> **PROBLEM STATEMENT**
Reproduce each of the lines word for word.
START DATA LISTING
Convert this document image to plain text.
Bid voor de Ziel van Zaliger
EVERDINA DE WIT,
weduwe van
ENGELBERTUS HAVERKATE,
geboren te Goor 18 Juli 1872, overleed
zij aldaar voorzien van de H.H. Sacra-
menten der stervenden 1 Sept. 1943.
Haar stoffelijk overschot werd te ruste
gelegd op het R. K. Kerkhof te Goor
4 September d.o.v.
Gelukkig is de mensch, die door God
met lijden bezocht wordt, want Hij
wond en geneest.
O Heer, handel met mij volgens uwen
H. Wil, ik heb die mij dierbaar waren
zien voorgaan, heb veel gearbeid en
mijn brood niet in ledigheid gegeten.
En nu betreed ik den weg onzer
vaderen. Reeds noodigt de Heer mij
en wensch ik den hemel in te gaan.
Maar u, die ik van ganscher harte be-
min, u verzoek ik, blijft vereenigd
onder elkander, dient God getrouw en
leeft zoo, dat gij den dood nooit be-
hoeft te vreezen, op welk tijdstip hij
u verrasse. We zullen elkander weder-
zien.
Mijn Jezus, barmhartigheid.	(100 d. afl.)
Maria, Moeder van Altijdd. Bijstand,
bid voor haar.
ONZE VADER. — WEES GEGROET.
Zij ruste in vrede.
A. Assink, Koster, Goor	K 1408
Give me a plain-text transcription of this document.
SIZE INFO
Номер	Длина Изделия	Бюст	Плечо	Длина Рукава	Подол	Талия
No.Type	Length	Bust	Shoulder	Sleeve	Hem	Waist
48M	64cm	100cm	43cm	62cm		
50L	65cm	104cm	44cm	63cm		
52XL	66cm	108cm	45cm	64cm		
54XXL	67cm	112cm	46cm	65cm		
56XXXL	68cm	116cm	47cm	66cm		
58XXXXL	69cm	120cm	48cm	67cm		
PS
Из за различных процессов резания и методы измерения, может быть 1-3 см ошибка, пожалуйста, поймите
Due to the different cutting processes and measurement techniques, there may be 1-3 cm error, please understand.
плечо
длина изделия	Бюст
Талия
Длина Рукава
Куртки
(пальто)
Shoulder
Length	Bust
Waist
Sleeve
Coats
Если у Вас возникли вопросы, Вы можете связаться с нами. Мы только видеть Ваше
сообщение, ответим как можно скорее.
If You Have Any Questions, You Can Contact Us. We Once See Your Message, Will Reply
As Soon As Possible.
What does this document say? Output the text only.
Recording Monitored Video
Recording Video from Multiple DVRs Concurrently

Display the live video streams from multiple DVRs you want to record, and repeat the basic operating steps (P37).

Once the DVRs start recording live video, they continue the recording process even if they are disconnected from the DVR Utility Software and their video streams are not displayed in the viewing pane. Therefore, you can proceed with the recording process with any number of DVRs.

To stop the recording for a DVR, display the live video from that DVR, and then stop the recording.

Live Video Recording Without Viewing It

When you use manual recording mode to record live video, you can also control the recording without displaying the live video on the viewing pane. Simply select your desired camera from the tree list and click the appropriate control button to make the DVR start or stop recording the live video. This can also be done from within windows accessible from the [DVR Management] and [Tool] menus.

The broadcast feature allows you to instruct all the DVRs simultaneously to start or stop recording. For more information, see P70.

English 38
END DATA LISTING
> **THE RESULT**
Convert this document image to plain text.
Bid voor de Ziel van Zaliger
EVERDINA DE WIT,
weduwe van
ENGELBERTUS HAVERKATE,
geboren te Goor 18 Juli 1872, overleed
zij aldaar voorzien van de H.H. Sacra-
menten der stervenden 1 Sept. 1943.
Haar stoffelijk overschot werd te ruste
gelegd op het R. K. Kerkhof te Goor
4 September d.o.v.
Gelukkig is de mensch, die door God
met lijden bezocht wordt, want Hij
wond en geneest.
O Heer, handel met mij volgens uwen
H. Wil, ik heb die mij dierbaar waren
zien voorgaan, heb veel gearbeid en
mijn brood niet in ledigheid gegeten.
En nu betreed ik den weg onzer
vaderen. Reeds noodigt de Heer mij
en wensch ik den hemel in te gaan.
Maar u, die ik van ganscher harte be-
min, u verzoek ik, blijft vereenigd
onder elkander, dient God getrouw en
leeft zoo, dat gij den dood nooit be-
hoeft te vreezen, op welk tijdstip hij
u verrasse. We zullen elkander weder-
zien.
Mijn Jezus, barmhartigheid.	(100 d. afl.)
Maria, Moeder van Altijdd. Bijstand,
bid voor haar.
ONZE VADER. — WEES GEGROET.
Zij ruste in vrede.
A. Assink, Koster, Goor	K 1408
Give me a plain-text transcription of this document.
SIZE INFO
Номер	Длина Изделия	Бюст	Плечо	Длина Рукава	Подол	Талия
No.Type	Length	Bust	Shoulder	Sleeve	Hem	Waist
48M	64cm	100cm	43cm	62cm		
50L	65cm	104cm	44cm	63cm		
52XL	66cm	108cm	45cm	64cm		
54XXL	67cm	112cm	46cm	65cm		
56XXXL	68cm	116cm	47cm	66cm		
58XXXXL	69cm	120cm	48cm	67cm		
PS
Из за различных процессов резания и методы измерения, может быть 1-3 см ошибка, пожалуйста, поймите
Due to the different cutting processes and measurement techniques, there may be 1-3 cm error, please understand.
плечо
длина изделия	Бюст
Талия
Длина Рукава
Куртки
(пальто)
Shoulder
Length	Bust
Waist
Sleeve
Coats
Если у Вас возникли вопросы, Вы можете связаться с нами. Мы только видеть Ваше
сообщение, ответим как можно скорее.
If You Have Any Questions, You Can Contact Us. We Once See Your Message, Will Reply
As Soon As Possible.
What does this document say? Output the text only.
Recording Monitored Video
Recording Video from Multiple DVRs Concurrently

Display the live video streams from multiple DVRs you want to record, and repeat the basic operating steps (P37).

Once the DVRs start recording live video, they continue the recording process even if they are disconnected from the DVR Utility Software and their video streams are not displayed in the viewing pane. Therefore, you can proceed with the recording process with any number of DVRs.

To stop the recording for a DVR, display the live video from that DVR, and then stop the recording.

Live Video Recording Without Viewing It

When you use manual recording mode to record live video, you can also control the recording without displaying the live video on the viewing pane. Simply select your desired camera from the tree list and click the appropriate control button to make the DVR start or stop recording the live video. This can also be done from within windows accessible from the [DVR Management] and [Tool] menus.

The broadcast feature allows you to instruct all the DVRs simultaneously to start or stop recording. For more information, see P70.

English 38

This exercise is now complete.